━━━ Data records ━━━

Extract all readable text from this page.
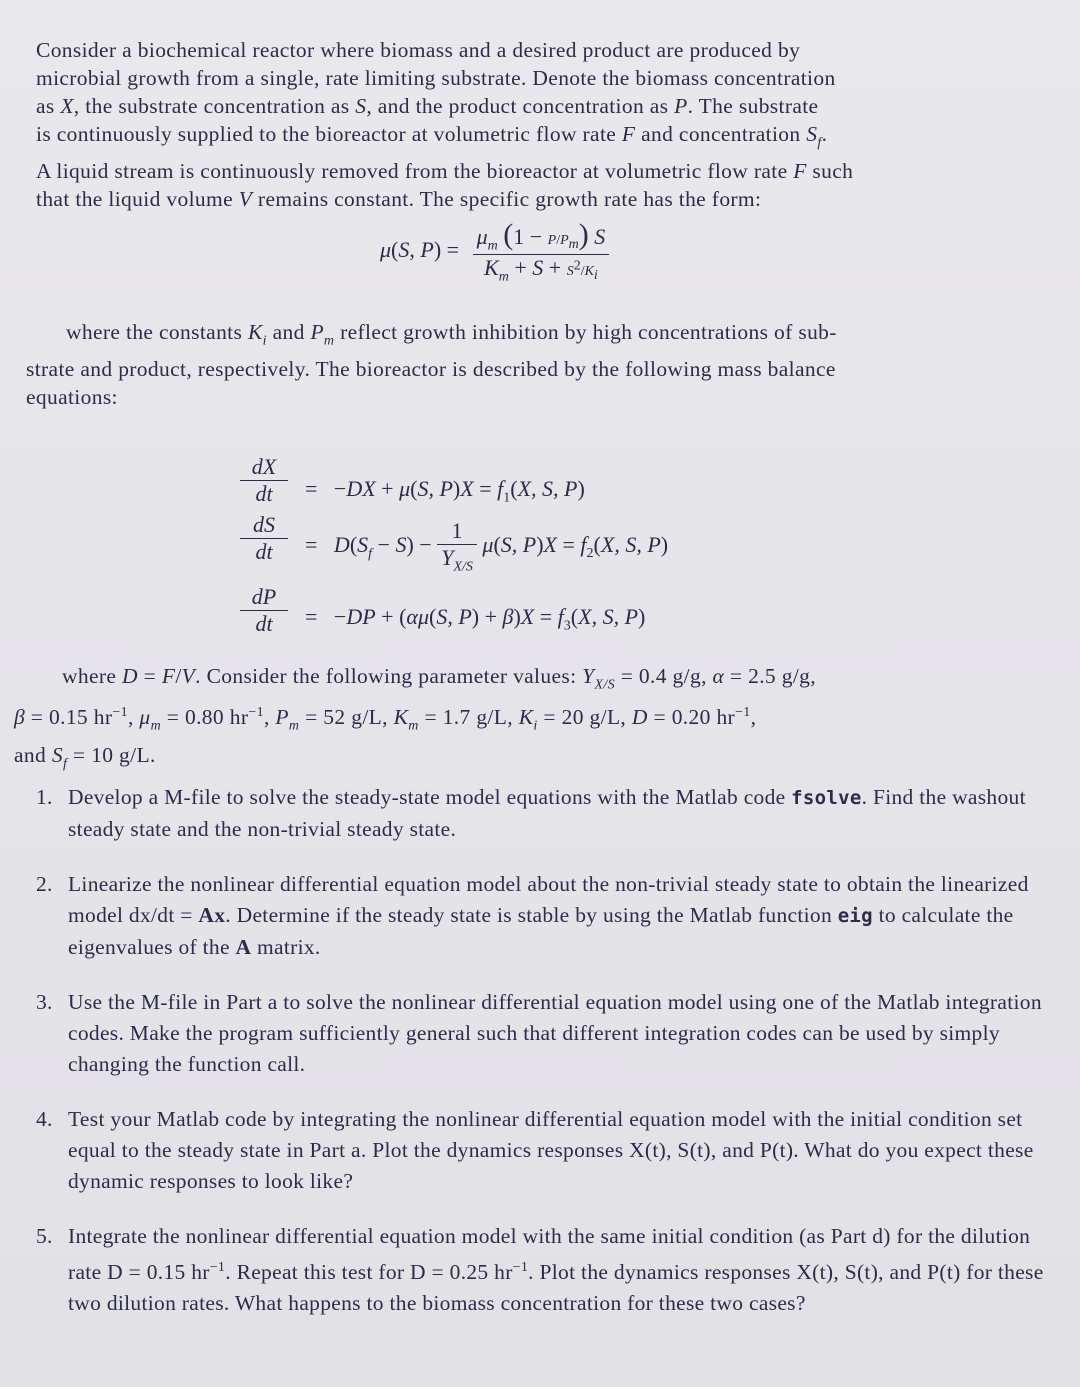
Consider a biochemical reactor where biomass and a desired product are produced by
microbial growth from a single, rate limiting substrate. Denote the biomass concentration
as X, the substrate concentration as S, and the product concentration as P. The substrate
is continuously supplied to the bioreactor at volumetric flow rate F and concentration $S_f$.
A liquid stream is continuously removed from the bioreactor at volumetric flow rate F such
that the liquid volume V remains constant. The specific growth rate has the form:
μ(S, $P) = \frac{\mu_m (1 - P/P_m) S}{K_m + S + S^2/K_i}$
where the constants $K_i$ and $P_m$ reflect growth inhibition by high concentrations of sub-
strate and product, respectively. The bioreactor is described by the following mass balance
equations:
dX
dt	=   −DX + μ(S, $P)X = f_1(X$, S, P)
dS
dt	=   $D(S_f - S) - \frac{1}{Y_{X/S}} \mu(S$, $P)X = f_2(X$, S, P)
dP
dt	=   −DP + (αμ(S, $P) + \beta)X = f_3(X$, S, P)
where D = F/V. Consider the following parameter values: $Y_{X/S} = 0.4$ g/g, α = 2.5 g/g,
β = 0.15 $hr^{-1}$, $\mu_m = 0.80$ $hr^{-1}$, $P_m = 52$ g/L, $K_m = 1.7$ g/L, $K_i = 20$ g/L, D = 0.20 $hr^{-1}$,
and $S_f = 10$ g/L.
1. Develop a M-file to solve the steady-state model equations with the Matlab code fsolve. Find the washout steady state and the non-trivial steady state.
2. Linearize the nonlinear differential equation model about the non-trivial steady state to obtain the linearized model dx/dt = Ax. Determine if the steady state is stable by using the Matlab function eig to calculate the eigenvalues of the A matrix.
3. Use the M-file in Part a to solve the nonlinear differential equation model using one of the Matlab integration codes. Make the program sufficiently general such that different integration codes can be used by simply changing the function call.
4. Test your Matlab code by integrating the nonlinear differential equation model with the initial condition set equal to the steady state in Part a. Plot the dynamics responses X(t), S(t), and P(t). What do you expect these dynamic responses to look like?
5. Integrate the nonlinear differential equation model with the same initial condition (as Part d) for the dilution rate D = 0.15 $hr^{-1}$. Repeat this test for D = 0.25 $hr^{-1}$. Plot the dynamics responses X(t), S(t), and P(t) for these two dilution rates. What happens to the biomass concentration for these two cases?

━━━

Reproduce all of the data exactly, omitting each picture it holds.

Extract all readable text from this page.
Consider a biochemical reactor where biomass and a desired product are produced by
microbial growth from a single, rate limiting substrate. Denote the biomass concentration
as X, the substrate concentration as S, and the product concentration as P. The substrate
is continuously supplied to the bioreactor at volumetric flow rate F and concentration $S_f$.
A liquid stream is continuously removed from the bioreactor at volumetric flow rate F such
that the liquid volume V remains constant. The specific growth rate has the form:
μ(S, $P) = \frac{\mu_m (1 - P/P_m) S}{K_m + S + S^2/K_i}$
where the constants $K_i$ and $P_m$ reflect growth inhibition by high concentrations of sub-
strate and product, respectively. The bioreactor is described by the following mass balance
equations:
dX
dt	=   −DX + μ(S, $P)X = f_1(X$, S, P)
dS
dt	=   $D(S_f - S) - \frac{1}{Y_{X/S}} \mu(S$, $P)X = f_2(X$, S, P)
dP
dt	=   −DP + (αμ(S, $P) + \beta)X = f_3(X$, S, P)
where D = F/V. Consider the following parameter values: $Y_{X/S} = 0.4$ g/g, α = 2.5 g/g,
β = 0.15 $hr^{-1}$, $\mu_m = 0.80$ $hr^{-1}$, $P_m = 52$ g/L, $K_m = 1.7$ g/L, $K_i = 20$ g/L, D = 0.20 $hr^{-1}$,
and $S_f = 10$ g/L.
1. Develop a M-file to solve the steady-state model equations with the Matlab code fsolve. Find the washout steady state and the non-trivial steady state.
2. Linearize the nonlinear differential equation model about the non-trivial steady state to obtain the linearized model dx/dt = Ax. Determine if the steady state is stable by using the Matlab function eig to calculate the eigenvalues of the A matrix.
3. Use the M-file in Part a to solve the nonlinear differential equation model using one of the Matlab integration codes. Make the program sufficiently general such that different integration codes can be used by simply changing the function call.
4. Test your Matlab code by integrating the nonlinear differential equation model with the initial condition set equal to the steady state in Part a. Plot the dynamics responses X(t), S(t), and P(t). What do you expect these dynamic responses to look like?
5. Integrate the nonlinear differential equation model with the same initial condition (as Part d) for the dilution rate D = 0.15 $hr^{-1}$. Repeat this test for D = 0.25 $hr^{-1}$. Plot the dynamics responses X(t), S(t), and P(t) for these two dilution rates. What happens to the biomass concentration for these two cases?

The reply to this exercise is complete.